Dataset records on visual material
====
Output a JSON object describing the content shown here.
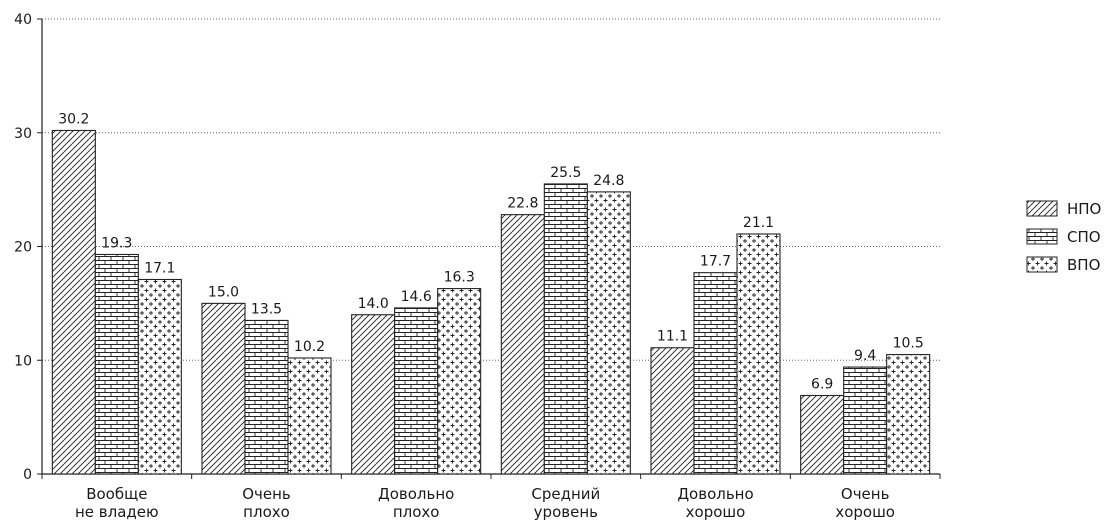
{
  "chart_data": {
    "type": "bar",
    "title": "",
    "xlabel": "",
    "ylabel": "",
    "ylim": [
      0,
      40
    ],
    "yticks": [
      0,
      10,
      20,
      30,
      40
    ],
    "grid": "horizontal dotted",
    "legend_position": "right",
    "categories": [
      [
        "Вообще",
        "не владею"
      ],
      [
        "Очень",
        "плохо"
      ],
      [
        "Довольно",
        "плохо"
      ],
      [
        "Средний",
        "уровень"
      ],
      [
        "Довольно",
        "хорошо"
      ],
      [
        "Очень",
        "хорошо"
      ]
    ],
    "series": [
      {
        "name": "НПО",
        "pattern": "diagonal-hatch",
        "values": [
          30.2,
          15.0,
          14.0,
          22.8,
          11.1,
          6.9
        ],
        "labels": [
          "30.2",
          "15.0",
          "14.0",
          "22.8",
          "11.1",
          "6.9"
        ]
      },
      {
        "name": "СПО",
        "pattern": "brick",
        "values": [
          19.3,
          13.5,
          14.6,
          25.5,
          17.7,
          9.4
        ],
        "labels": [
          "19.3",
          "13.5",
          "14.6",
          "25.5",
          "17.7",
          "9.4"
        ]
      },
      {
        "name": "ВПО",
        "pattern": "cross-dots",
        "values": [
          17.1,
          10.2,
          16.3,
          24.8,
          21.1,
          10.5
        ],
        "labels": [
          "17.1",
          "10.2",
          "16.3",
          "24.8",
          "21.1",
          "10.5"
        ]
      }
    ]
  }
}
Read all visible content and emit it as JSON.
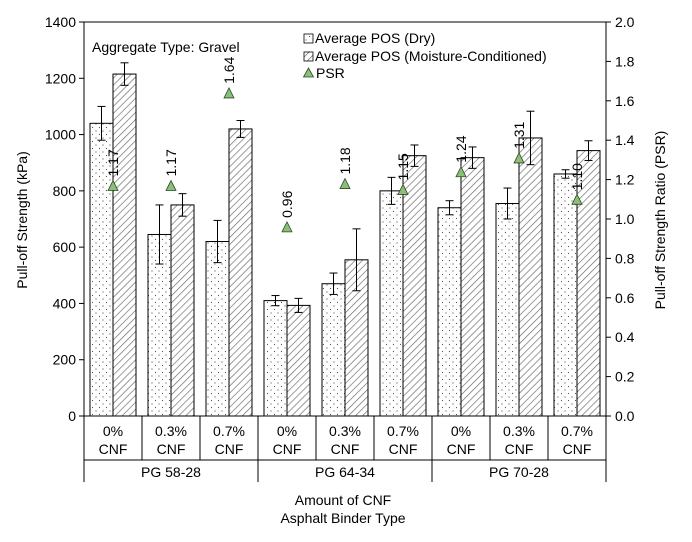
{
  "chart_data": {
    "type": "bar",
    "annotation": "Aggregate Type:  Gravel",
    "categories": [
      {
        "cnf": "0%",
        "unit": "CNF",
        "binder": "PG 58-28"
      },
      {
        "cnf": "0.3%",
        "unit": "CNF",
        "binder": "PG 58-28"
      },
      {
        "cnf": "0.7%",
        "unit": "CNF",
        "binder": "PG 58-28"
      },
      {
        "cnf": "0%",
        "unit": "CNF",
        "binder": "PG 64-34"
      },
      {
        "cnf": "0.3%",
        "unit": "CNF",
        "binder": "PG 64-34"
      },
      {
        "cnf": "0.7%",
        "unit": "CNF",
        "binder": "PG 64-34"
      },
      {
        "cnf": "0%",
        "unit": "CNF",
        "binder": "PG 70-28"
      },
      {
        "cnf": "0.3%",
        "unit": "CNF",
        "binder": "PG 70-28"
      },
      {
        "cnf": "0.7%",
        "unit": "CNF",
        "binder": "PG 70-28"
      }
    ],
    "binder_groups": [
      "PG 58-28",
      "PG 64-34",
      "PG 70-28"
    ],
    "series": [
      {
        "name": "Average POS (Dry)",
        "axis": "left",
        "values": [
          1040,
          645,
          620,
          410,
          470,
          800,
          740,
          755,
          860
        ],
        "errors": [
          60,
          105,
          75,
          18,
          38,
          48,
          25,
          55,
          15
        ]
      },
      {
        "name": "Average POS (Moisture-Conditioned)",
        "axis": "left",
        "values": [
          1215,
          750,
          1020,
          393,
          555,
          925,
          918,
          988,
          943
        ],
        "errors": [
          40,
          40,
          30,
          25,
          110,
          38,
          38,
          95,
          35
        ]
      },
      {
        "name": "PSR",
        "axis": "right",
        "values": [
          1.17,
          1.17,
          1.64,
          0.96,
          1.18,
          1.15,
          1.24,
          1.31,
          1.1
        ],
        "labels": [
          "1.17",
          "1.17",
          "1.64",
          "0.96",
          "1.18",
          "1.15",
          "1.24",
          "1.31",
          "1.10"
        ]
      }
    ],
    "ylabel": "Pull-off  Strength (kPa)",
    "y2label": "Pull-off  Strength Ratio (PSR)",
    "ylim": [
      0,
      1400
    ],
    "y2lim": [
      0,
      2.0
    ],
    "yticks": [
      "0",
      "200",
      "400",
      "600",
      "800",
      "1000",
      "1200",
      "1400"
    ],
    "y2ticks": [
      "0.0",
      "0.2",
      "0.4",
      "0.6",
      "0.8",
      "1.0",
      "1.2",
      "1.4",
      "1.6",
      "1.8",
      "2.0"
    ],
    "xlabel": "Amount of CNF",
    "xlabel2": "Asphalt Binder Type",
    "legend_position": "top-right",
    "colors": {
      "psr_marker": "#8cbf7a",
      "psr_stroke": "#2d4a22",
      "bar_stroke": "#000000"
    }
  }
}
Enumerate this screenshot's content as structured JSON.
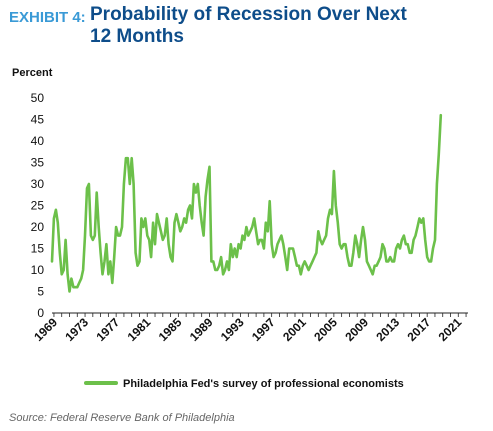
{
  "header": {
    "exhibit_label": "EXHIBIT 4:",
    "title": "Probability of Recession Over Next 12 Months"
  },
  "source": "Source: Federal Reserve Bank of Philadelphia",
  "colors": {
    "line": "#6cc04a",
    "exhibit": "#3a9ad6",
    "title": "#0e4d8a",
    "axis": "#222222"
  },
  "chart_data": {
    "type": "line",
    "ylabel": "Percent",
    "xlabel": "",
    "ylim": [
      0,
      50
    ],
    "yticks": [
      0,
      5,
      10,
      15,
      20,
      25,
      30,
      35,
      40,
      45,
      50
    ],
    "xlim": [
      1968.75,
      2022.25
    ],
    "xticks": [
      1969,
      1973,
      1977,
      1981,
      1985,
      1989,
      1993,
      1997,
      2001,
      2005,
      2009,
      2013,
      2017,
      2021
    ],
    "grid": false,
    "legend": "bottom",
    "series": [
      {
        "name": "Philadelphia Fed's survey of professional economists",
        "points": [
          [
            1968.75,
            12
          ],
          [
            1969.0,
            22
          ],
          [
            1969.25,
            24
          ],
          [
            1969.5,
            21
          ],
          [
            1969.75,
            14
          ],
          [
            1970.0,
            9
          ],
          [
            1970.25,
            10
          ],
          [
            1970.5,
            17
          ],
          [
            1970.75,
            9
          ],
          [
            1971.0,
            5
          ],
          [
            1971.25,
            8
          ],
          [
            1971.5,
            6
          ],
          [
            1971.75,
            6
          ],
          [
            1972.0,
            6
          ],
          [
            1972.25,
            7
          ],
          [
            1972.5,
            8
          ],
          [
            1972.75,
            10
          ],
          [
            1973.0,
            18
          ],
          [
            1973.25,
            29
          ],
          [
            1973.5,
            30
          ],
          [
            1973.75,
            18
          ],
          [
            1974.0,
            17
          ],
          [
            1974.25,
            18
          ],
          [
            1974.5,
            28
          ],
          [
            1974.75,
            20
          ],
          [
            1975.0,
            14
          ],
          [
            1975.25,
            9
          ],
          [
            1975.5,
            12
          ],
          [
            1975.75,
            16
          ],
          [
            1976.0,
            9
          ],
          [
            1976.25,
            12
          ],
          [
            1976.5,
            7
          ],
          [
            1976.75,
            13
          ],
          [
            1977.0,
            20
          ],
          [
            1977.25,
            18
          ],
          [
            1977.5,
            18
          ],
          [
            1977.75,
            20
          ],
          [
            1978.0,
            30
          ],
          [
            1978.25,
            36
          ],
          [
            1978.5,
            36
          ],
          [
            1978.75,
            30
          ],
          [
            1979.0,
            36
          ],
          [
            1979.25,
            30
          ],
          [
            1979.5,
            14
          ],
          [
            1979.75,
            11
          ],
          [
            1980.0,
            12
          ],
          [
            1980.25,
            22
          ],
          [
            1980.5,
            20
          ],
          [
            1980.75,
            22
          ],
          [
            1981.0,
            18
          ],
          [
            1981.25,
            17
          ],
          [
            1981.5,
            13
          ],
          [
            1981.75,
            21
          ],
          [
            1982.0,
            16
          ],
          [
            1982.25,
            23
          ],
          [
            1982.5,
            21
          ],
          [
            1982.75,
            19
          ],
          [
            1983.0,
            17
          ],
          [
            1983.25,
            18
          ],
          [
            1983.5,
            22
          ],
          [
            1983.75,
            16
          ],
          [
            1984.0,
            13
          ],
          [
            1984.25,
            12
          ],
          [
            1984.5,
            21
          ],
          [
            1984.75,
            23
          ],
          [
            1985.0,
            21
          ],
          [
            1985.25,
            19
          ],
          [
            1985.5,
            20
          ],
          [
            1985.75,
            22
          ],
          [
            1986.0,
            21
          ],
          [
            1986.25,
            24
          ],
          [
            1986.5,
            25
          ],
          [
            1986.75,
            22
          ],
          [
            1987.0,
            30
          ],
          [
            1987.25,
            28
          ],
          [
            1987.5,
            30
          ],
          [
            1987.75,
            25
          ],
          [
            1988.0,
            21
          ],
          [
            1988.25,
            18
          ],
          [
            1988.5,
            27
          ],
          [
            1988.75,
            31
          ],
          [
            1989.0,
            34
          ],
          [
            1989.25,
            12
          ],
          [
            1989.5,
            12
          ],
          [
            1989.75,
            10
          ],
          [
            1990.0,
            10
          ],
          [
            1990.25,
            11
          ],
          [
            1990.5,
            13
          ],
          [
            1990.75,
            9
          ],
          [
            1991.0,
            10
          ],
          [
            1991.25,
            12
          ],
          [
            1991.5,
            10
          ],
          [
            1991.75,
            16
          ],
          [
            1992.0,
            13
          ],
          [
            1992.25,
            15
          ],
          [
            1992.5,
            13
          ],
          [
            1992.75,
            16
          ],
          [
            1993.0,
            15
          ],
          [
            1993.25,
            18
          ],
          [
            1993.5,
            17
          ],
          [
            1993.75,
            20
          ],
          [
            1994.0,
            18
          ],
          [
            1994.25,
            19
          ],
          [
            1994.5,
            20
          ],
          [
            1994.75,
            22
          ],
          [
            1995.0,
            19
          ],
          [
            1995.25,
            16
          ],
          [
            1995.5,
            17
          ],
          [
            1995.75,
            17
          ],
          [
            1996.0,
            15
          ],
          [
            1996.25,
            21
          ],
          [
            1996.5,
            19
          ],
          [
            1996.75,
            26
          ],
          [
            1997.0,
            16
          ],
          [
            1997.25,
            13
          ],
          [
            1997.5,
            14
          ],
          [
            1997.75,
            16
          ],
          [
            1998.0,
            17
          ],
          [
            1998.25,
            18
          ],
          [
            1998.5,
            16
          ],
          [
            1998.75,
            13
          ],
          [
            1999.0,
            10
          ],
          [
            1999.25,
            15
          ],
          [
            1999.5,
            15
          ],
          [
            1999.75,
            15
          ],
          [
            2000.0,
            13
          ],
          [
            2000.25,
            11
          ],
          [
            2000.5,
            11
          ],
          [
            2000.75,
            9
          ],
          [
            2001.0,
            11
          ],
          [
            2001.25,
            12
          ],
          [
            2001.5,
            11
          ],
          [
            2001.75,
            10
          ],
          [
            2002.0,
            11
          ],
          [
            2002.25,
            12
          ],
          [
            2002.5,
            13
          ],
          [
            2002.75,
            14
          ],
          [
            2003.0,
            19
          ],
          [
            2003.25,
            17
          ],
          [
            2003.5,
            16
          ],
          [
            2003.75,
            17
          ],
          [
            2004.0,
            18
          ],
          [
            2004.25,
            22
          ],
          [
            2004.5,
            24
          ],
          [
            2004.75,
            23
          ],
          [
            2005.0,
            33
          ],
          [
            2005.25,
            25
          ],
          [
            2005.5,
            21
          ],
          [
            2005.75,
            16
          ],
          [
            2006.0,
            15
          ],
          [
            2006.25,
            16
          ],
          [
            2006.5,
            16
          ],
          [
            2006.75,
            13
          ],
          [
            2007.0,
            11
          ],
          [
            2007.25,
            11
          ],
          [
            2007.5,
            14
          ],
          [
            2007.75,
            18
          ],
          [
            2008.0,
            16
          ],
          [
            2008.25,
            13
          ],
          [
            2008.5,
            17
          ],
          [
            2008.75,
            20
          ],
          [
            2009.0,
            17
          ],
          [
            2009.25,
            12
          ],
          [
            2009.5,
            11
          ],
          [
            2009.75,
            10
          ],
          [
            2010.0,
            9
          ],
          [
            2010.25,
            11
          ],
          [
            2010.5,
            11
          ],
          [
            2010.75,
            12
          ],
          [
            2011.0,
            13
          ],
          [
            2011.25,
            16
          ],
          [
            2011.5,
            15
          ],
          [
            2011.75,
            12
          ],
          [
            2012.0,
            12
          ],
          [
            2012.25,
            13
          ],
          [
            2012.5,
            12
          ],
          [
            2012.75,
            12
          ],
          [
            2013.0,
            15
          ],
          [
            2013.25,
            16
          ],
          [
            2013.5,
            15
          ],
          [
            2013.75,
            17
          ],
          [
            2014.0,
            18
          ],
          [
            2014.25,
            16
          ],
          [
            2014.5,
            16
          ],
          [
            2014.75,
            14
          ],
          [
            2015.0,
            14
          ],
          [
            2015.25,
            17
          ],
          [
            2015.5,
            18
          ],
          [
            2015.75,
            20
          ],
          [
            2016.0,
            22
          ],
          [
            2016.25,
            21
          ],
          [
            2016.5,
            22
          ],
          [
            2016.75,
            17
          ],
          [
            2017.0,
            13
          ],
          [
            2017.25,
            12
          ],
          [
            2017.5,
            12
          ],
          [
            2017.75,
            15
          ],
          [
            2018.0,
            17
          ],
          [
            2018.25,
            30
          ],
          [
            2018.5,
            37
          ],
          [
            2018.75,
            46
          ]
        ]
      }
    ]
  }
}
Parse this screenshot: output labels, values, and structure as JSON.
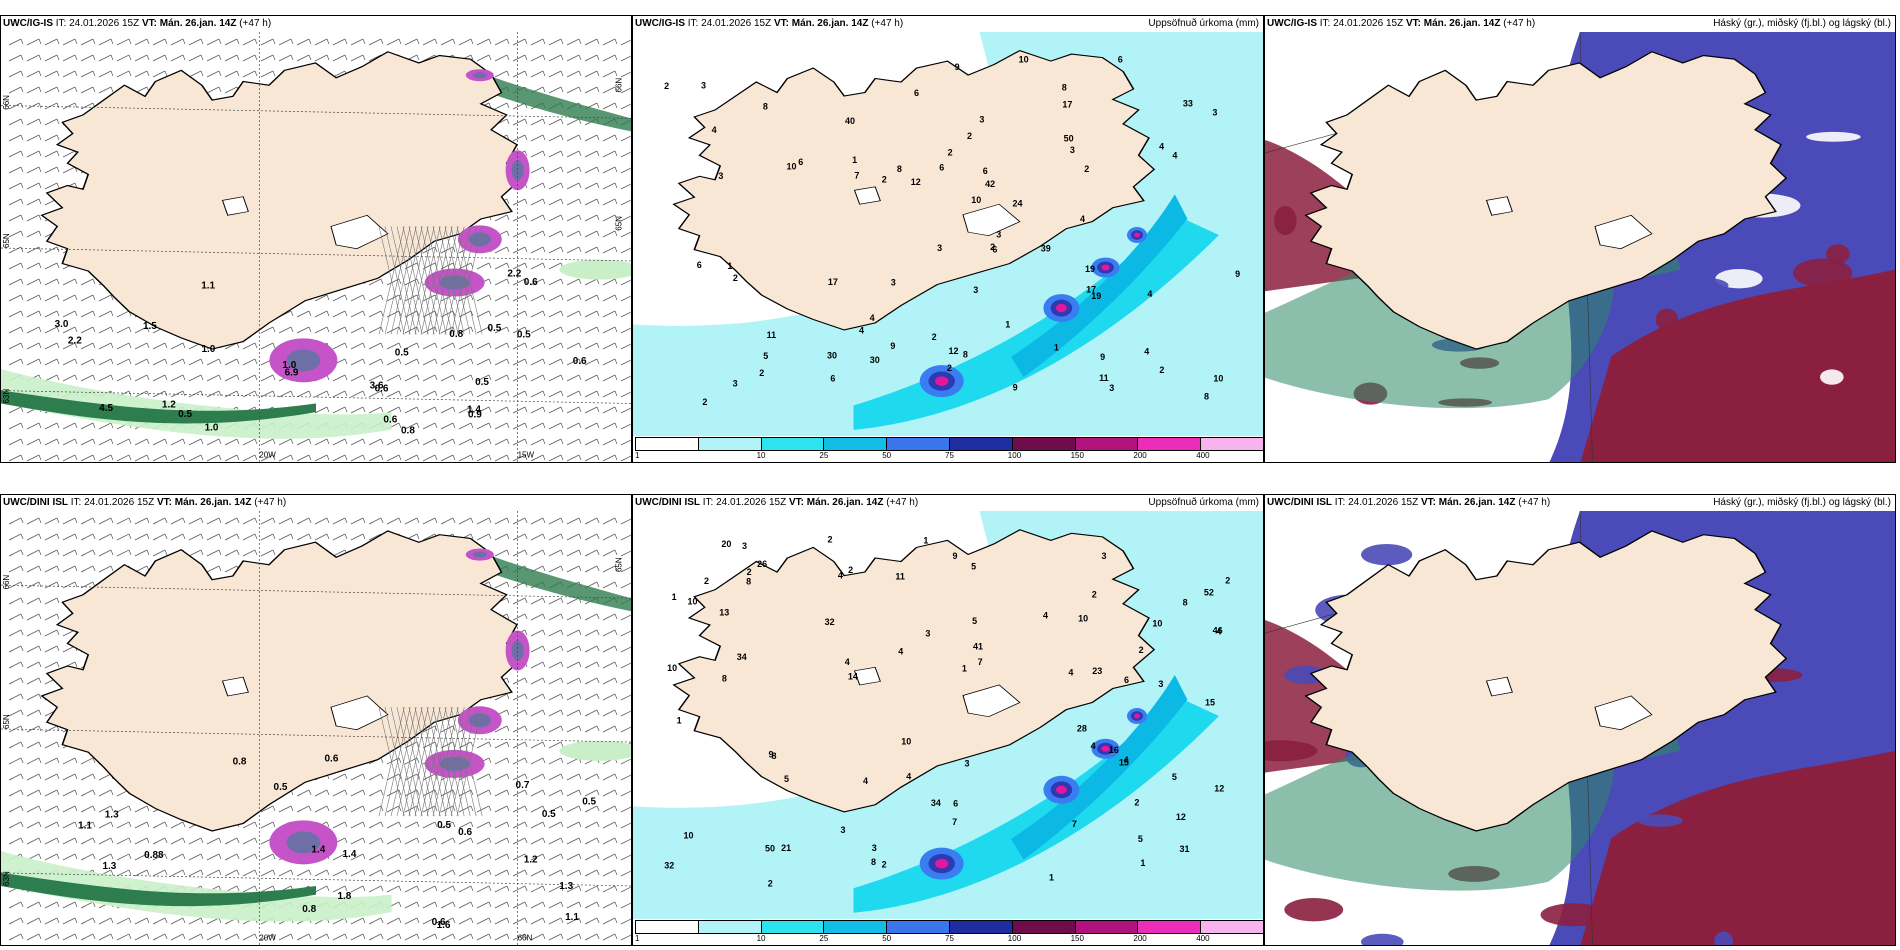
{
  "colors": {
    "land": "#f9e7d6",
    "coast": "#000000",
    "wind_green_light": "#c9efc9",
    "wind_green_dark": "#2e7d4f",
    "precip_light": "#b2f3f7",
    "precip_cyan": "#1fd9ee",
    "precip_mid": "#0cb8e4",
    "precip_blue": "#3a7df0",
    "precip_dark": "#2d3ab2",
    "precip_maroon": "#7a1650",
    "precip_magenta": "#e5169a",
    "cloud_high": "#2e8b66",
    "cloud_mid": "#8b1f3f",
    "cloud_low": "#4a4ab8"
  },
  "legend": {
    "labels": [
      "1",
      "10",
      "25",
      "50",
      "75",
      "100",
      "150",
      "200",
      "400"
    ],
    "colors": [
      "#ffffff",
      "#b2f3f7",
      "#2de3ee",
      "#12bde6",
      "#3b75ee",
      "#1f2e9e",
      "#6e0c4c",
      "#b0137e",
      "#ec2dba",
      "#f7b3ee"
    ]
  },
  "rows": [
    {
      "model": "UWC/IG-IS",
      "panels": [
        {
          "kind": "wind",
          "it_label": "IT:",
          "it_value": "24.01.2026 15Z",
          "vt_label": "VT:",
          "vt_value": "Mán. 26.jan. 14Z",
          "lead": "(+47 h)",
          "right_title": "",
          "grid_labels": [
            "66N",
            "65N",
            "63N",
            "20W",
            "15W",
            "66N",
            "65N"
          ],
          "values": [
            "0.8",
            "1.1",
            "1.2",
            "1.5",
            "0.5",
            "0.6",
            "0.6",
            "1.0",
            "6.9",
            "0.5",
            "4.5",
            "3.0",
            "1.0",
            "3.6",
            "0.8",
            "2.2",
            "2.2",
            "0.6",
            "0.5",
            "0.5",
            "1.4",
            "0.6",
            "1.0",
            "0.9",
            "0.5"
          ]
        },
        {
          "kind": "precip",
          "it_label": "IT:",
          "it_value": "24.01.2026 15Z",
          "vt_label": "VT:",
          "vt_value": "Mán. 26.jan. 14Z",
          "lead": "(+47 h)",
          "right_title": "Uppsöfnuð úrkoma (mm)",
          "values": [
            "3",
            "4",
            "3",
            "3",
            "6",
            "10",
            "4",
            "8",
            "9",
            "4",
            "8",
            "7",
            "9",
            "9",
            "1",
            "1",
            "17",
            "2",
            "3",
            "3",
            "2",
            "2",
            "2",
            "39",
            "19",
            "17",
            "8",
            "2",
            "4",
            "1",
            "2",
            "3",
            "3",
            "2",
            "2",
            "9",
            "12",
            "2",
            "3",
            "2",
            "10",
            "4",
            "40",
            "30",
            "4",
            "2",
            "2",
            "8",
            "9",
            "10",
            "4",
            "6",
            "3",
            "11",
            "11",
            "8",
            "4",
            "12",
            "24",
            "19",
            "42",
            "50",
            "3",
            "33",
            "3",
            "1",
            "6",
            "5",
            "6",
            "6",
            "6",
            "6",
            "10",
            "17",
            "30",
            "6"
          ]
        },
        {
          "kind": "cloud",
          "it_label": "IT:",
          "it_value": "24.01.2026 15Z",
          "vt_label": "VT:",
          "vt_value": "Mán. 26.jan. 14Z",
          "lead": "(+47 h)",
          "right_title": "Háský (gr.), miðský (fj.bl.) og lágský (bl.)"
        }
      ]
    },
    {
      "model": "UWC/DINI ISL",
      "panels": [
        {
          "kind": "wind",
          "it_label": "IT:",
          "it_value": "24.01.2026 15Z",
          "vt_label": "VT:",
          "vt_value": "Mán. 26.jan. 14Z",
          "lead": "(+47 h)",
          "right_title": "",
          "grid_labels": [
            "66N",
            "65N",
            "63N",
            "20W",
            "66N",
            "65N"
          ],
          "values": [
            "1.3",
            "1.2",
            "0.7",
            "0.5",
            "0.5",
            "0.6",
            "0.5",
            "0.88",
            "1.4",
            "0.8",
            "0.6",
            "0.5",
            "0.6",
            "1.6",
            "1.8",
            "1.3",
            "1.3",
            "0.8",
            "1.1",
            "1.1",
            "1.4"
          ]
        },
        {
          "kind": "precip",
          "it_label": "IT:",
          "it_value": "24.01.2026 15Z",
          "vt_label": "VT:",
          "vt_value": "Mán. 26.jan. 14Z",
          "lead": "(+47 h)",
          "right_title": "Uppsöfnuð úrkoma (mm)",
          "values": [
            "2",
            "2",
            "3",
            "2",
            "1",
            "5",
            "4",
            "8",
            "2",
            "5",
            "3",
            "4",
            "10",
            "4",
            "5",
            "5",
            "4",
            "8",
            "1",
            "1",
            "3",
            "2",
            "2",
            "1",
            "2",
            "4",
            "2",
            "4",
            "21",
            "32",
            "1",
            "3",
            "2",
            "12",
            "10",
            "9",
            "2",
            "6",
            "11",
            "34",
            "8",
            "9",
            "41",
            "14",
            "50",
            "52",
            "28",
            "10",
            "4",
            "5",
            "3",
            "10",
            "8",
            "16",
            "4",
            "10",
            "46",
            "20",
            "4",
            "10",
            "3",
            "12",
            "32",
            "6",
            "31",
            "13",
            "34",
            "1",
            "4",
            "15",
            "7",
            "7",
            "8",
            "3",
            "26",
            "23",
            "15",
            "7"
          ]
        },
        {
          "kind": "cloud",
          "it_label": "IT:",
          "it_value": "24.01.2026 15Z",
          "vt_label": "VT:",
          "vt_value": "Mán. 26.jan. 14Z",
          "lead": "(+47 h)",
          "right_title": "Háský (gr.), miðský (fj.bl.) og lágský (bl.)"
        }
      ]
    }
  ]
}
====
**Exercise requirements**
Copy out every line where the word "Philadelphia" occurs.

**Written solution**
  "source": "Source: Federal Reserve Bank of Philadelphia",
        "name": "Philadelphia Fed's survey of professional economists",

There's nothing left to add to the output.